■ **Exercise brief**
Your answer should be a single number: the count of lines that include the word "open".

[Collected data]
◆ ◆ ◆

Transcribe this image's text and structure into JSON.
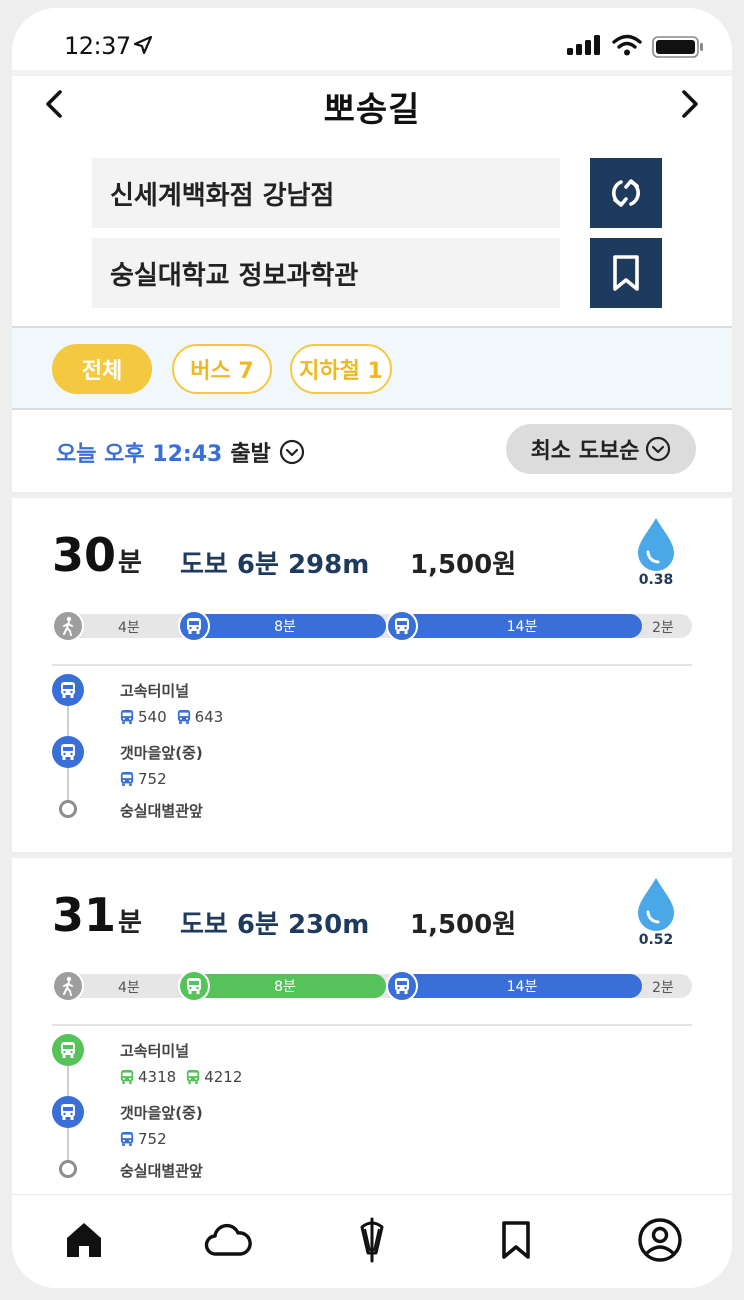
{
  "status": {
    "time": "12:37"
  },
  "header": {
    "title": "뽀송길"
  },
  "search": {
    "origin": "신세계백화점 강남점",
    "destination": "숭실대학교 정보과학관"
  },
  "filters": [
    {
      "label": "전체",
      "selected": true
    },
    {
      "label": "버스 7",
      "selected": false
    },
    {
      "label": "지하철 1",
      "selected": false
    }
  ],
  "depart": {
    "time": "오늘 오후 12:43",
    "label": "출발"
  },
  "sort": {
    "label": "최소 도보순"
  },
  "colors": {
    "accent_yellow": "#f5c842",
    "navy": "#1e3a5c",
    "bus_blue": "#3a6fd8",
    "bus_green": "#56c25a",
    "walk_gray": "#9e9e9e",
    "drop_blue": "#4aa8e8"
  },
  "routes": [
    {
      "duration": "30",
      "duration_unit": "분",
      "walk": "도보 6분 298m",
      "fare": "1,500원",
      "precip": "0.38",
      "segments": [
        {
          "type": "walk",
          "label": "4분"
        },
        {
          "type": "bus",
          "color": "#3a6fd8",
          "label": "8분"
        },
        {
          "type": "bus",
          "color": "#3a6fd8",
          "label": "14분"
        },
        {
          "type": "walk",
          "label": "2분"
        }
      ],
      "stops": [
        {
          "name": "고속터미널",
          "color": "#3a6fd8",
          "buses": [
            "540",
            "643"
          ]
        },
        {
          "name": "갯마을앞(중)",
          "color": "#3a6fd8",
          "buses": [
            "752"
          ]
        },
        {
          "name": "숭실대별관앞",
          "end": true
        }
      ]
    },
    {
      "duration": "31",
      "duration_unit": "분",
      "walk": "도보 6분 230m",
      "fare": "1,500원",
      "precip": "0.52",
      "segments": [
        {
          "type": "walk",
          "label": "4분"
        },
        {
          "type": "bus",
          "color": "#56c25a",
          "label": "8분"
        },
        {
          "type": "bus",
          "color": "#3a6fd8",
          "label": "14분"
        },
        {
          "type": "walk",
          "label": "2분"
        }
      ],
      "stops": [
        {
          "name": "고속터미널",
          "color": "#56c25a",
          "buses": [
            "4318",
            "4212"
          ]
        },
        {
          "name": "갯마을앞(중)",
          "color": "#3a6fd8",
          "buses": [
            "752"
          ]
        },
        {
          "name": "숭실대별관앞",
          "end": true
        }
      ]
    }
  ],
  "tabbar": {
    "items": [
      "home-icon",
      "cloud-icon",
      "umbrella-icon",
      "bookmark-icon",
      "profile-icon"
    ]
  }
}
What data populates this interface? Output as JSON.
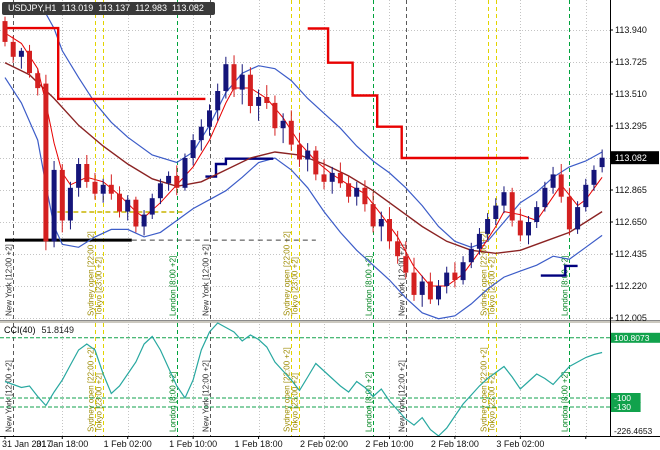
{
  "header": {
    "symbol": "USDJPY,H1",
    "open": "113.019",
    "high": "113.137",
    "low": "112.983",
    "close": "113.082"
  },
  "price_axis": {
    "values": [
      113.94,
      113.725,
      113.51,
      113.295,
      113.08,
      112.865,
      112.65,
      112.435,
      112.22,
      112.005
    ],
    "current_price": 113.082,
    "current_price_label": "113.082"
  },
  "time_axis": {
    "ticks": [
      {
        "i": 0,
        "label": "31 Jan 2017",
        "align": "left"
      },
      {
        "i": 7,
        "label": "31 Jan 18:00"
      },
      {
        "i": 15,
        "label": "1 Feb 02:00"
      },
      {
        "i": 23,
        "label": "1 Feb 10:00"
      },
      {
        "i": 31,
        "label": "1 Feb 18:00"
      },
      {
        "i": 39,
        "label": "2 Feb 02:00"
      },
      {
        "i": 47,
        "label": "2 Feb 10:00"
      },
      {
        "i": 55,
        "label": "2 Feb 18:00"
      },
      {
        "i": 63,
        "label": "3 Feb 02:00"
      },
      {
        "i": 71,
        "label": ""
      }
    ]
  },
  "indicator_pane": {
    "label": "CCI(40)",
    "value": "51.8149",
    "scale_max": 150,
    "scale_min": -226.4653,
    "scale_min_label": "-226.4653",
    "levels": [
      {
        "value": 100.8073,
        "label": "100.8073"
      },
      {
        "value": -100,
        "label": "-100"
      },
      {
        "value": -130,
        "label": "-130"
      }
    ]
  },
  "sessions": [
    {
      "id": "new-york",
      "label": "New York [12:00 +2]",
      "line_color": "#5a5a5a",
      "text_color": "#303030",
      "occurrences": [
        1,
        25,
        49
      ]
    },
    {
      "id": "sydney-open",
      "label": "Sydney open [22:00 +2]",
      "line_color": "#e2d400",
      "text_color": "#9c8a00",
      "occurrences": [
        11,
        35,
        59
      ]
    },
    {
      "id": "tokyo",
      "label": "Tokyo [23:00 +2]",
      "line_color": "#e2d400",
      "text_color": "#9c8a00",
      "occurrences": [
        12,
        36,
        60
      ]
    },
    {
      "id": "london",
      "label": "London [8:00 +2]",
      "line_color": "#00a23c",
      "text_color": "#00821e",
      "occurrences": [
        21,
        45,
        69
      ]
    }
  ],
  "colors": {
    "background": "#ffffff",
    "grid": "#c4c4c4",
    "bull": "#15157a",
    "bear": "#d42020",
    "ma_fast": "#e80000",
    "ma_slow": "#8b2323",
    "bollinger": "#3c5cc8",
    "step_up": "#e80000",
    "step_down": "#00007e",
    "cci": "#28a8a0",
    "level_green": "#12a24c",
    "badge_price_bg": "#000000",
    "badge_level_bg": "#11a24c",
    "black_line": "#000000",
    "yellow_line": "#c8b400"
  },
  "chart_data": {
    "type": "candlestick",
    "symbol": "USDJPY",
    "timeframe": "H1",
    "y_axis_step": 0.215,
    "visible_range": {
      "first_bar": "31 Jan 2017 11:00",
      "last_bar": "3 Feb 2017 12:00"
    },
    "candles": [
      [
        114.0,
        114.03,
        113.83,
        113.86
      ],
      [
        113.86,
        113.9,
        113.72,
        113.76
      ],
      [
        113.76,
        113.82,
        113.68,
        113.8
      ],
      [
        113.8,
        113.84,
        113.62,
        113.65
      ],
      [
        113.65,
        113.68,
        113.5,
        113.55
      ],
      [
        113.58,
        113.64,
        112.46,
        112.52
      ],
      [
        112.52,
        113.06,
        112.48,
        113.0
      ],
      [
        113.0,
        113.04,
        112.58,
        112.66
      ],
      [
        112.66,
        112.92,
        112.6,
        112.88
      ],
      [
        112.88,
        113.08,
        112.82,
        113.04
      ],
      [
        113.04,
        113.1,
        112.88,
        112.92
      ],
      [
        112.92,
        112.98,
        112.8,
        112.84
      ],
      [
        112.84,
        112.94,
        112.78,
        112.9
      ],
      [
        112.9,
        112.97,
        112.8,
        112.84
      ],
      [
        112.84,
        112.89,
        112.68,
        112.72
      ],
      [
        112.72,
        112.83,
        112.66,
        112.8
      ],
      [
        112.8,
        112.82,
        112.58,
        112.62
      ],
      [
        112.62,
        112.73,
        112.56,
        112.7
      ],
      [
        112.7,
        112.84,
        112.67,
        112.81
      ],
      [
        112.81,
        112.94,
        112.77,
        112.91
      ],
      [
        112.91,
        112.99,
        112.86,
        112.96
      ],
      [
        112.96,
        113.03,
        112.83,
        112.88
      ],
      [
        112.88,
        113.11,
        112.86,
        113.08
      ],
      [
        113.08,
        113.24,
        113.03,
        113.2
      ],
      [
        113.2,
        113.34,
        113.13,
        113.29
      ],
      [
        113.29,
        113.44,
        113.23,
        113.4
      ],
      [
        113.4,
        113.58,
        113.33,
        113.53
      ],
      [
        113.53,
        113.76,
        113.48,
        113.71
      ],
      [
        113.71,
        113.77,
        113.49,
        113.54
      ],
      [
        113.54,
        113.71,
        113.44,
        113.64
      ],
      [
        113.64,
        113.69,
        113.38,
        113.43
      ],
      [
        113.43,
        113.54,
        113.33,
        113.49
      ],
      [
        113.49,
        113.57,
        113.41,
        113.45
      ],
      [
        113.45,
        113.5,
        113.23,
        113.28
      ],
      [
        113.28,
        113.38,
        113.18,
        113.33
      ],
      [
        113.33,
        113.4,
        113.13,
        113.17
      ],
      [
        113.17,
        113.25,
        113.02,
        113.07
      ],
      [
        113.07,
        113.18,
        112.99,
        113.13
      ],
      [
        113.13,
        113.16,
        112.93,
        112.97
      ],
      [
        112.97,
        113.07,
        112.87,
        112.92
      ],
      [
        112.92,
        113.02,
        112.84,
        112.98
      ],
      [
        112.98,
        113.05,
        112.88,
        112.91
      ],
      [
        112.91,
        112.96,
        112.78,
        112.82
      ],
      [
        112.82,
        112.92,
        112.76,
        112.88
      ],
      [
        112.88,
        112.93,
        112.72,
        112.77
      ],
      [
        112.77,
        112.85,
        112.58,
        112.62
      ],
      [
        112.62,
        112.72,
        112.52,
        112.67
      ],
      [
        112.67,
        112.75,
        112.47,
        112.52
      ],
      [
        112.52,
        112.59,
        112.37,
        112.42
      ],
      [
        112.42,
        112.52,
        112.27,
        112.31
      ],
      [
        112.31,
        112.41,
        112.12,
        112.16
      ],
      [
        112.16,
        112.29,
        112.08,
        112.25
      ],
      [
        112.25,
        112.31,
        112.1,
        112.13
      ],
      [
        112.13,
        112.26,
        112.09,
        112.22
      ],
      [
        112.22,
        112.35,
        112.17,
        112.31
      ],
      [
        112.31,
        112.38,
        112.21,
        112.26
      ],
      [
        112.26,
        112.42,
        112.23,
        112.38
      ],
      [
        112.38,
        112.51,
        112.34,
        112.47
      ],
      [
        112.47,
        112.61,
        112.43,
        112.57
      ],
      [
        112.57,
        112.71,
        112.53,
        112.67
      ],
      [
        112.67,
        112.81,
        112.63,
        112.76
      ],
      [
        112.76,
        112.89,
        112.71,
        112.85
      ],
      [
        112.85,
        112.88,
        112.62,
        112.66
      ],
      [
        112.66,
        112.74,
        112.52,
        112.56
      ],
      [
        112.56,
        112.69,
        112.5,
        112.65
      ],
      [
        112.65,
        112.79,
        112.61,
        112.75
      ],
      [
        112.75,
        112.92,
        112.72,
        112.88
      ],
      [
        112.88,
        113.02,
        112.84,
        112.97
      ],
      [
        112.97,
        113.04,
        112.78,
        112.82
      ],
      [
        112.82,
        112.88,
        112.56,
        112.6
      ],
      [
        112.6,
        112.79,
        112.57,
        112.75
      ],
      [
        112.75,
        112.94,
        112.72,
        112.9
      ],
      [
        112.9,
        113.03,
        112.86,
        113.0
      ],
      [
        113.019,
        113.137,
        112.983,
        113.082
      ]
    ],
    "overlays": {
      "ma_fast": [
        [
          0,
          113.92
        ],
        [
          2,
          113.85
        ],
        [
          4,
          113.68
        ],
        [
          5,
          113.45
        ],
        [
          6,
          113.18
        ],
        [
          7,
          112.98
        ],
        [
          8,
          112.9
        ],
        [
          10,
          112.95
        ],
        [
          12,
          112.92
        ],
        [
          14,
          112.83
        ],
        [
          16,
          112.72
        ],
        [
          17,
          112.68
        ],
        [
          19,
          112.78
        ],
        [
          21,
          112.9
        ],
        [
          23,
          113.02
        ],
        [
          25,
          113.2
        ],
        [
          27,
          113.45
        ],
        [
          28,
          113.55
        ],
        [
          30,
          113.55
        ],
        [
          32,
          113.48
        ],
        [
          34,
          113.35
        ],
        [
          36,
          113.18
        ],
        [
          38,
          113.06
        ],
        [
          40,
          112.97
        ],
        [
          42,
          112.9
        ],
        [
          44,
          112.84
        ],
        [
          46,
          112.7
        ],
        [
          48,
          112.55
        ],
        [
          50,
          112.35
        ],
        [
          52,
          112.22
        ],
        [
          54,
          112.22
        ],
        [
          56,
          112.3
        ],
        [
          58,
          112.45
        ],
        [
          60,
          112.62
        ],
        [
          61,
          112.72
        ],
        [
          63,
          112.7
        ],
        [
          65,
          112.66
        ],
        [
          67,
          112.82
        ],
        [
          68,
          112.9
        ],
        [
          70,
          112.76
        ],
        [
          71,
          112.8
        ],
        [
          73,
          112.95
        ]
      ],
      "ma_slow": [
        [
          0,
          113.72
        ],
        [
          3,
          113.64
        ],
        [
          6,
          113.48
        ],
        [
          9,
          113.3
        ],
        [
          12,
          113.16
        ],
        [
          15,
          113.04
        ],
        [
          18,
          112.94
        ],
        [
          21,
          112.89
        ],
        [
          24,
          112.92
        ],
        [
          27,
          113.0
        ],
        [
          30,
          113.08
        ],
        [
          33,
          113.12
        ],
        [
          36,
          113.1
        ],
        [
          39,
          113.04
        ],
        [
          42,
          112.96
        ],
        [
          45,
          112.86
        ],
        [
          48,
          112.74
        ],
        [
          51,
          112.62
        ],
        [
          54,
          112.52
        ],
        [
          57,
          112.46
        ],
        [
          60,
          112.44
        ],
        [
          63,
          112.46
        ],
        [
          66,
          112.52
        ],
        [
          69,
          112.58
        ],
        [
          71,
          112.65
        ],
        [
          73,
          112.72
        ]
      ],
      "bb_upper": [
        [
          0,
          114.05
        ],
        [
          3,
          114.08
        ],
        [
          5,
          114.05
        ],
        [
          6,
          113.95
        ],
        [
          7,
          113.8
        ],
        [
          9,
          113.62
        ],
        [
          11,
          113.45
        ],
        [
          13,
          113.32
        ],
        [
          15,
          113.22
        ],
        [
          18,
          113.1
        ],
        [
          21,
          113.05
        ],
        [
          23,
          113.12
        ],
        [
          25,
          113.3
        ],
        [
          27,
          113.52
        ],
        [
          29,
          113.65
        ],
        [
          31,
          113.7
        ],
        [
          33,
          113.68
        ],
        [
          35,
          113.6
        ],
        [
          37,
          113.48
        ],
        [
          39,
          113.38
        ],
        [
          41,
          113.28
        ],
        [
          43,
          113.16
        ],
        [
          45,
          113.06
        ],
        [
          47,
          112.98
        ],
        [
          49,
          112.88
        ],
        [
          51,
          112.76
        ],
        [
          53,
          112.62
        ],
        [
          55,
          112.52
        ],
        [
          57,
          112.48
        ],
        [
          59,
          112.52
        ],
        [
          61,
          112.65
        ],
        [
          63,
          112.78
        ],
        [
          65,
          112.85
        ],
        [
          67,
          112.95
        ],
        [
          69,
          113.02
        ],
        [
          71,
          113.06
        ],
        [
          73,
          113.12
        ]
      ],
      "bb_lower": [
        [
          0,
          113.62
        ],
        [
          2,
          113.45
        ],
        [
          4,
          113.2
        ],
        [
          5,
          112.9
        ],
        [
          6,
          112.62
        ],
        [
          7,
          112.5
        ],
        [
          9,
          112.48
        ],
        [
          11,
          112.55
        ],
        [
          13,
          112.6
        ],
        [
          15,
          112.6
        ],
        [
          17,
          112.55
        ],
        [
          19,
          112.58
        ],
        [
          21,
          112.66
        ],
        [
          23,
          112.74
        ],
        [
          25,
          112.8
        ],
        [
          27,
          112.86
        ],
        [
          29,
          112.95
        ],
        [
          31,
          113.05
        ],
        [
          33,
          113.08
        ],
        [
          35,
          113.0
        ],
        [
          37,
          112.88
        ],
        [
          39,
          112.72
        ],
        [
          41,
          112.58
        ],
        [
          43,
          112.46
        ],
        [
          45,
          112.36
        ],
        [
          47,
          112.26
        ],
        [
          49,
          112.14
        ],
        [
          51,
          112.04
        ],
        [
          53,
          112.0
        ],
        [
          55,
          112.02
        ],
        [
          57,
          112.1
        ],
        [
          59,
          112.2
        ],
        [
          61,
          112.28
        ],
        [
          63,
          112.32
        ],
        [
          65,
          112.36
        ],
        [
          67,
          112.42
        ],
        [
          69,
          112.4
        ],
        [
          71,
          112.48
        ],
        [
          73,
          112.56
        ]
      ],
      "trend_steps_red": [
        [
          [
            0,
            113.953
          ],
          [
            6.5,
            113.953
          ],
          [
            6.5,
            113.477
          ],
          [
            24.5,
            113.477
          ]
        ],
        [
          [
            37,
            113.95
          ],
          [
            39.5,
            113.95
          ],
          [
            39.5,
            113.72
          ],
          [
            42.5,
            113.72
          ],
          [
            42.5,
            113.5
          ],
          [
            45.5,
            113.5
          ],
          [
            45.5,
            113.29
          ],
          [
            48.5,
            113.29
          ],
          [
            48.5,
            113.08
          ],
          [
            64,
            113.08
          ]
        ]
      ],
      "trend_steps_blue": [
        [
          [
            24.5,
            112.955
          ],
          [
            25.8,
            112.955
          ],
          [
            25.8,
            113.04
          ],
          [
            27,
            113.04
          ],
          [
            27,
            113.075
          ],
          [
            32.8,
            113.075
          ]
        ],
        [
          [
            65.5,
            112.29
          ],
          [
            68.5,
            112.29
          ],
          [
            68.5,
            112.355
          ],
          [
            70,
            112.355
          ]
        ]
      ],
      "support_line_black": {
        "from": 0,
        "to": 15.5,
        "price": 112.528
      },
      "support_line_black_dashed": {
        "from": 15.5,
        "to": 38,
        "price": 112.528
      },
      "resistance_line_yellow_dashed": {
        "from": 6.4,
        "to": 21.8,
        "price": 112.717
      }
    },
    "cci_values": [
      -45,
      -55,
      -65,
      -60,
      -95,
      -125,
      -80,
      -40,
      10,
      60,
      80,
      60,
      -20,
      -85,
      -60,
      -20,
      20,
      80,
      105,
      60,
      0,
      -60,
      -100,
      -40,
      60,
      120,
      150,
      135,
      120,
      90,
      110,
      95,
      70,
      20,
      -10,
      -40,
      -75,
      -30,
      15,
      -10,
      -35,
      -60,
      -80,
      -45,
      -65,
      -95,
      -70,
      -110,
      -140,
      -170,
      -190,
      -165,
      -205,
      -226.4653,
      -200,
      -160,
      -120,
      -90,
      -60,
      -35,
      -15,
      5,
      -30,
      -70,
      -45,
      -20,
      -35,
      -55,
      -25,
      5,
      20,
      35,
      45,
      51.8149
    ]
  }
}
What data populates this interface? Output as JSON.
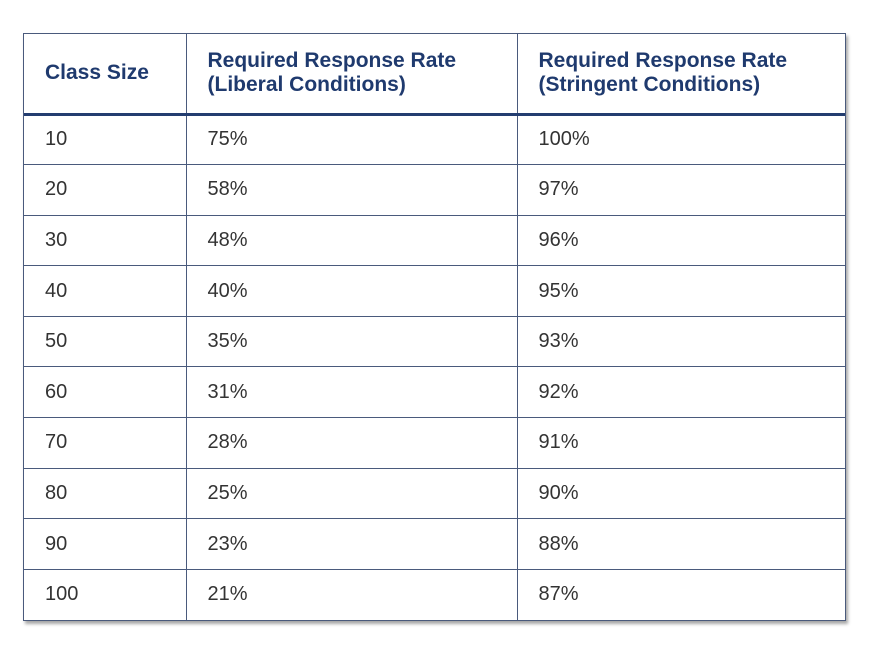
{
  "table": {
    "headers": [
      {
        "line1": "Class Size",
        "line2": ""
      },
      {
        "line1": "Required Response Rate",
        "line2": "(Liberal Conditions)"
      },
      {
        "line1": "Required Response Rate",
        "line2": "(Stringent Conditions)"
      }
    ],
    "rows": [
      [
        "10",
        "75%",
        "100%"
      ],
      [
        "20",
        "58%",
        "97%"
      ],
      [
        "30",
        "48%",
        "96%"
      ],
      [
        "40",
        "40%",
        "95%"
      ],
      [
        "50",
        "35%",
        "93%"
      ],
      [
        "60",
        "31%",
        "92%"
      ],
      [
        "70",
        "28%",
        "91%"
      ],
      [
        "80",
        "25%",
        "90%"
      ],
      [
        "90",
        "23%",
        "88%"
      ],
      [
        "100",
        "21%",
        "87%"
      ]
    ]
  },
  "colors": {
    "header_text": "#1f3a6e",
    "body_text": "#333333",
    "border": "#4a5a7c"
  }
}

◆ ◆ ◆

■ **Full output**
3